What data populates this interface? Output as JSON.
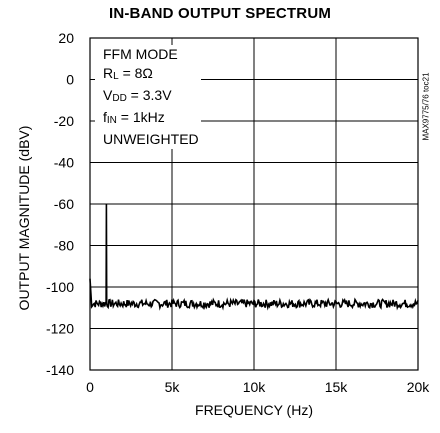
{
  "chart_data": {
    "type": "line",
    "title": "IN-BAND OUTPUT SPECTRUM",
    "xlabel": "FREQUENCY (Hz)",
    "ylabel": "OUTPUT MAGNITUDE (dBV)",
    "xlim": [
      0,
      20000
    ],
    "ylim": [
      -140,
      20
    ],
    "x_ticks": [
      0,
      5000,
      10000,
      15000,
      20000
    ],
    "x_tick_labels": [
      "0",
      "5k",
      "10k",
      "15k",
      "20k"
    ],
    "y_ticks": [
      20,
      0,
      -20,
      -40,
      -60,
      -80,
      -100,
      -120,
      -140
    ],
    "y_tick_labels": [
      "20",
      "0",
      "-20",
      "-40",
      "-60",
      "-80",
      "-100",
      "-120",
      "-140"
    ],
    "grid": true,
    "annotations": {
      "mode": "FFM MODE",
      "rl_main": "R",
      "rl_sub": "L",
      "rl_val": " = 8Ω",
      "vdd_main": "V",
      "vdd_sub": "DD",
      "vdd_val": " = 3.3V",
      "fin_main": "f",
      "fin_sub": "IN",
      "fin_val": " = 1kHz",
      "weighting": "UNWEIGHTED"
    },
    "figure_code": "MAX9775/76 toc21",
    "spectrum": {
      "noise_floor_dbv": -108,
      "noise_peak_to_peak_db": 4,
      "fundamental": {
        "x": 1000,
        "y": -60
      },
      "dc_spike": {
        "x": 0,
        "y": -96
      }
    }
  },
  "colors": {
    "line": "#000000",
    "grid": "#000000",
    "background": "#ffffff"
  }
}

### PROBLEM DETAILS
Print out the material word for word, omitting the pictures.

### THE COMPLETED TASK
What data populates this interface? Output as JSON.
{
  "chart_data": {
    "type": "line",
    "title": "IN-BAND OUTPUT SPECTRUM",
    "xlabel": "FREQUENCY (Hz)",
    "ylabel": "OUTPUT MAGNITUDE (dBV)",
    "xlim": [
      0,
      20000
    ],
    "ylim": [
      -140,
      20
    ],
    "x_ticks": [
      0,
      5000,
      10000,
      15000,
      20000
    ],
    "x_tick_labels": [
      "0",
      "5k",
      "10k",
      "15k",
      "20k"
    ],
    "y_ticks": [
      20,
      0,
      -20,
      -40,
      -60,
      -80,
      -100,
      -120,
      -140
    ],
    "y_tick_labels": [
      "20",
      "0",
      "-20",
      "-40",
      "-60",
      "-80",
      "-100",
      "-120",
      "-140"
    ],
    "grid": true,
    "annotations": {
      "mode": "FFM MODE",
      "rl_main": "R",
      "rl_sub": "L",
      "rl_val": " = 8Ω",
      "vdd_main": "V",
      "vdd_sub": "DD",
      "vdd_val": " = 3.3V",
      "fin_main": "f",
      "fin_sub": "IN",
      "fin_val": " = 1kHz",
      "weighting": "UNWEIGHTED"
    },
    "figure_code": "MAX9775/76 toc21",
    "spectrum": {
      "noise_floor_dbv": -108,
      "noise_peak_to_peak_db": 4,
      "fundamental": {
        "x": 1000,
        "y": -60
      },
      "dc_spike": {
        "x": 0,
        "y": -96
      }
    }
  },
  "colors": {
    "line": "#000000",
    "grid": "#000000",
    "background": "#ffffff"
  }
}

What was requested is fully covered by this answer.